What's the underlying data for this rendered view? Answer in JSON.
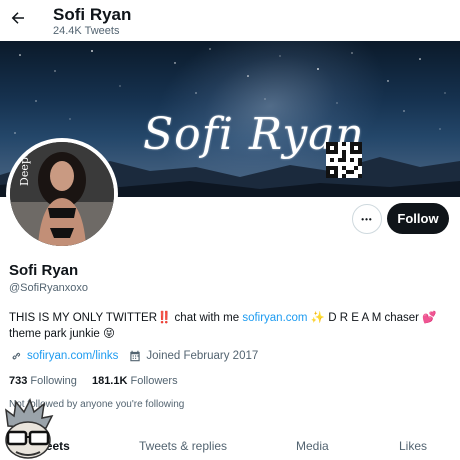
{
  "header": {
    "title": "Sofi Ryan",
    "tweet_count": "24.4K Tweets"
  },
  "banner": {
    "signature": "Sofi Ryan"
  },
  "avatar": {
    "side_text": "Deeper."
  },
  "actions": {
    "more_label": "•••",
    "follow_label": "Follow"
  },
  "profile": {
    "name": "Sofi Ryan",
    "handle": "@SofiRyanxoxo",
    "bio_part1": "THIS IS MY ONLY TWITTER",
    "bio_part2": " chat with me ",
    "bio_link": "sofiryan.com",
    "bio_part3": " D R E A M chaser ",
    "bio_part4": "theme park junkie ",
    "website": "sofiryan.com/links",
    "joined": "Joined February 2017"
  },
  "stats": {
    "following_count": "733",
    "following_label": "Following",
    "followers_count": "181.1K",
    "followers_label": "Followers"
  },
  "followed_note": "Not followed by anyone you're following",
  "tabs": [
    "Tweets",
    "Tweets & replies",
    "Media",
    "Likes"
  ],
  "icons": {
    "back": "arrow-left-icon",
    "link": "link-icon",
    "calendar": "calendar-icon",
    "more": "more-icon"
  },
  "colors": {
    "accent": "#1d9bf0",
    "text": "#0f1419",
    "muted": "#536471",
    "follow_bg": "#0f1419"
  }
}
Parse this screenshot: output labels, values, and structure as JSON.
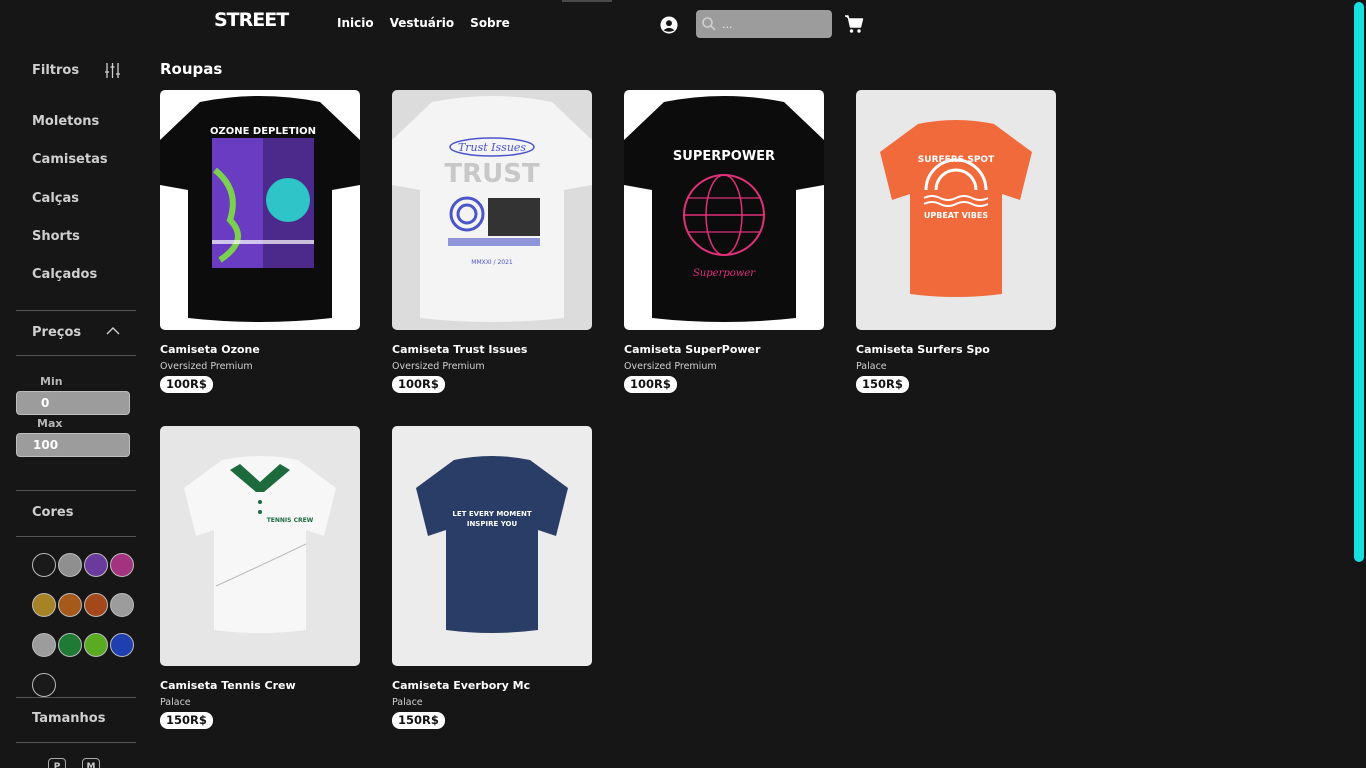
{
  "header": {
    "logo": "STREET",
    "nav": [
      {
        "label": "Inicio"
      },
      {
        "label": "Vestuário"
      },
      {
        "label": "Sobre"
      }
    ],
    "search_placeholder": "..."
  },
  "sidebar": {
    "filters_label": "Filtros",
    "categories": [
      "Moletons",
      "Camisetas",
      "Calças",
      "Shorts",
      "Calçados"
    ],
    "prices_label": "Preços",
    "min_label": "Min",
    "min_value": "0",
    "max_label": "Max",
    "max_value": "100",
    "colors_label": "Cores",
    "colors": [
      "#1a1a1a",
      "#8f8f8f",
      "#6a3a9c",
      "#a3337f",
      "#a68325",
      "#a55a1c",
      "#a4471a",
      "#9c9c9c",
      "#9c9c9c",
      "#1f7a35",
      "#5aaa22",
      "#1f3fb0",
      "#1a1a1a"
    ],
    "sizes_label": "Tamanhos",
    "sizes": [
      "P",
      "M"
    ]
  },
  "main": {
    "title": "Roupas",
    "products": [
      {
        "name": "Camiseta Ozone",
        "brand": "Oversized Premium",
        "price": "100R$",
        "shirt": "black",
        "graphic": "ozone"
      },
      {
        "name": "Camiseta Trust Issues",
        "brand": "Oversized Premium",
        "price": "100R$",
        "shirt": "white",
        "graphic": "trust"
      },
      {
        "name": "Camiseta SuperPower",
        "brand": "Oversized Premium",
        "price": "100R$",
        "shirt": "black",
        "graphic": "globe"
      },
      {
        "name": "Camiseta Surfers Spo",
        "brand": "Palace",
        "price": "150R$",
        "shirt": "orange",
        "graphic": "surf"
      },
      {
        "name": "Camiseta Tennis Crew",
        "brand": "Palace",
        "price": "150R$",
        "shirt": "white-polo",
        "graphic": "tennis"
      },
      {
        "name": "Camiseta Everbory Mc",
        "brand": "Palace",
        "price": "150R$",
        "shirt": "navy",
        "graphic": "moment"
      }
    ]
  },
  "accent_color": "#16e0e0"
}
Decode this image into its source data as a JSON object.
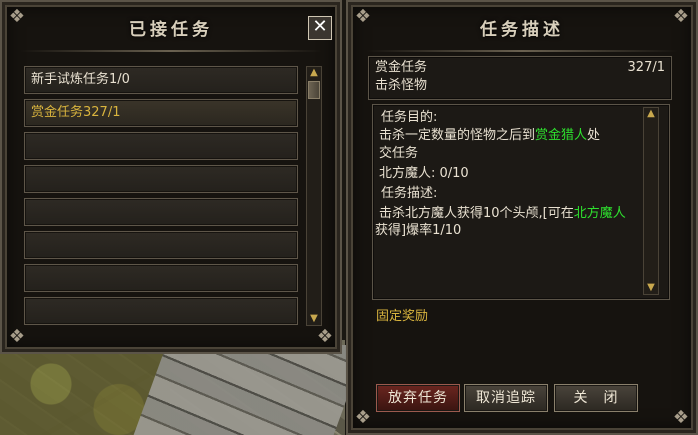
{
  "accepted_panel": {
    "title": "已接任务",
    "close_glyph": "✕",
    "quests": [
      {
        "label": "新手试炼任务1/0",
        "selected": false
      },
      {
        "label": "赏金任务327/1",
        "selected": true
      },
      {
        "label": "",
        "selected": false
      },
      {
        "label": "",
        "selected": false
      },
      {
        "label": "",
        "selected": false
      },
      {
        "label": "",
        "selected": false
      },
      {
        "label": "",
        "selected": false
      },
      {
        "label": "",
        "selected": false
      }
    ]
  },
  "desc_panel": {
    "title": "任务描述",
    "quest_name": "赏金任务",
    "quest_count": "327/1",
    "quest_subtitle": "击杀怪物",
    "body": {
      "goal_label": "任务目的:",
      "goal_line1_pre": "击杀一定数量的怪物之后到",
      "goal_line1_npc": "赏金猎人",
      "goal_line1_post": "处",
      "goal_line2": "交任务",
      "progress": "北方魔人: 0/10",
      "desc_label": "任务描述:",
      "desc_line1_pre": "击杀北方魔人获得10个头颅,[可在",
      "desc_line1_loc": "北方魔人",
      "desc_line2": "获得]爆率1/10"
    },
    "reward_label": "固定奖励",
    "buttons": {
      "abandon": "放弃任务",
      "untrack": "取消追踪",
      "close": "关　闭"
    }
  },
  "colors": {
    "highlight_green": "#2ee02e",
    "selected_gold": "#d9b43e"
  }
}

Required task. Leave out the pictures and output every record above precisely as given.

Complete response.
What's the underlying data for this rendered view? Answer in JSON.
{
  "header": {
    "title": "Sofi Ryan",
    "tweet_count": "24.4K Tweets"
  },
  "banner": {
    "signature": "Sofi Ryan"
  },
  "avatar": {
    "side_text": "Deeper."
  },
  "actions": {
    "more_label": "•••",
    "follow_label": "Follow"
  },
  "profile": {
    "name": "Sofi Ryan",
    "handle": "@SofiRyanxoxo",
    "bio_part1": "THIS IS MY ONLY TWITTER",
    "bio_part2": " chat with me ",
    "bio_link": "sofiryan.com",
    "bio_part3": " D R E A M chaser ",
    "bio_part4": "theme park junkie ",
    "website": "sofiryan.com/links",
    "joined": "Joined February 2017"
  },
  "stats": {
    "following_count": "733",
    "following_label": "Following",
    "followers_count": "181.1K",
    "followers_label": "Followers"
  },
  "followed_note": "Not followed by anyone you're following",
  "tabs": [
    "Tweets",
    "Tweets & replies",
    "Media",
    "Likes"
  ],
  "icons": {
    "back": "arrow-left-icon",
    "link": "link-icon",
    "calendar": "calendar-icon",
    "more": "more-icon"
  },
  "colors": {
    "accent": "#1d9bf0",
    "text": "#0f1419",
    "muted": "#536471",
    "follow_bg": "#0f1419"
  }
}
Parse this screenshot: output labels, values, and structure as JSON.
{
  "header": {
    "logo": "STREET",
    "nav": [
      {
        "label": "Inicio"
      },
      {
        "label": "Vestuário"
      },
      {
        "label": "Sobre"
      }
    ],
    "search_placeholder": "..."
  },
  "sidebar": {
    "filters_label": "Filtros",
    "categories": [
      "Moletons",
      "Camisetas",
      "Calças",
      "Shorts",
      "Calçados"
    ],
    "prices_label": "Preços",
    "min_label": "Min",
    "min_value": "0",
    "max_label": "Max",
    "max_value": "100",
    "colors_label": "Cores",
    "colors": [
      "#1a1a1a",
      "#8f8f8f",
      "#6a3a9c",
      "#a3337f",
      "#a68325",
      "#a55a1c",
      "#a4471a",
      "#9c9c9c",
      "#9c9c9c",
      "#1f7a35",
      "#5aaa22",
      "#1f3fb0",
      "#1a1a1a"
    ],
    "sizes_label": "Tamanhos",
    "sizes": [
      "P",
      "M"
    ]
  },
  "main": {
    "title": "Roupas",
    "products": [
      {
        "name": "Camiseta Ozone",
        "brand": "Oversized Premium",
        "price": "100R$",
        "shirt": "black",
        "graphic": "ozone"
      },
      {
        "name": "Camiseta Trust Issues",
        "brand": "Oversized Premium",
        "price": "100R$",
        "shirt": "white",
        "graphic": "trust"
      },
      {
        "name": "Camiseta SuperPower",
        "brand": "Oversized Premium",
        "price": "100R$",
        "shirt": "black",
        "graphic": "globe"
      },
      {
        "name": "Camiseta Surfers Spo",
        "brand": "Palace",
        "price": "150R$",
        "shirt": "orange",
        "graphic": "surf"
      },
      {
        "name": "Camiseta Tennis Crew",
        "brand": "Palace",
        "price": "150R$",
        "shirt": "white-polo",
        "graphic": "tennis"
      },
      {
        "name": "Camiseta Everbory Mc",
        "brand": "Palace",
        "price": "150R$",
        "shirt": "navy",
        "graphic": "moment"
      }
    ]
  },
  "accent_color": "#16e0e0"
}
Decode this image into its source data as a JSON object.
{
  "accepted_panel": {
    "title": "已接任务",
    "close_glyph": "✕",
    "quests": [
      {
        "label": "新手试炼任务1/0",
        "selected": false
      },
      {
        "label": "赏金任务327/1",
        "selected": true
      },
      {
        "label": "",
        "selected": false
      },
      {
        "label": "",
        "selected": false
      },
      {
        "label": "",
        "selected": false
      },
      {
        "label": "",
        "selected": false
      },
      {
        "label": "",
        "selected": false
      },
      {
        "label": "",
        "selected": false
      }
    ]
  },
  "desc_panel": {
    "title": "任务描述",
    "quest_name": "赏金任务",
    "quest_count": "327/1",
    "quest_subtitle": "击杀怪物",
    "body": {
      "goal_label": "任务目的:",
      "goal_line1_pre": "击杀一定数量的怪物之后到",
      "goal_line1_npc": "赏金猎人",
      "goal_line1_post": "处",
      "goal_line2": "交任务",
      "progress": "北方魔人: 0/10",
      "desc_label": "任务描述:",
      "desc_line1_pre": "击杀北方魔人获得10个头颅,[可在",
      "desc_line1_loc": "北方魔人",
      "desc_line2": "获得]爆率1/10"
    },
    "reward_label": "固定奖励",
    "buttons": {
      "abandon": "放弃任务",
      "untrack": "取消追踪",
      "close": "关　闭"
    }
  },
  "colors": {
    "highlight_green": "#2ee02e",
    "selected_gold": "#d9b43e"
  }
}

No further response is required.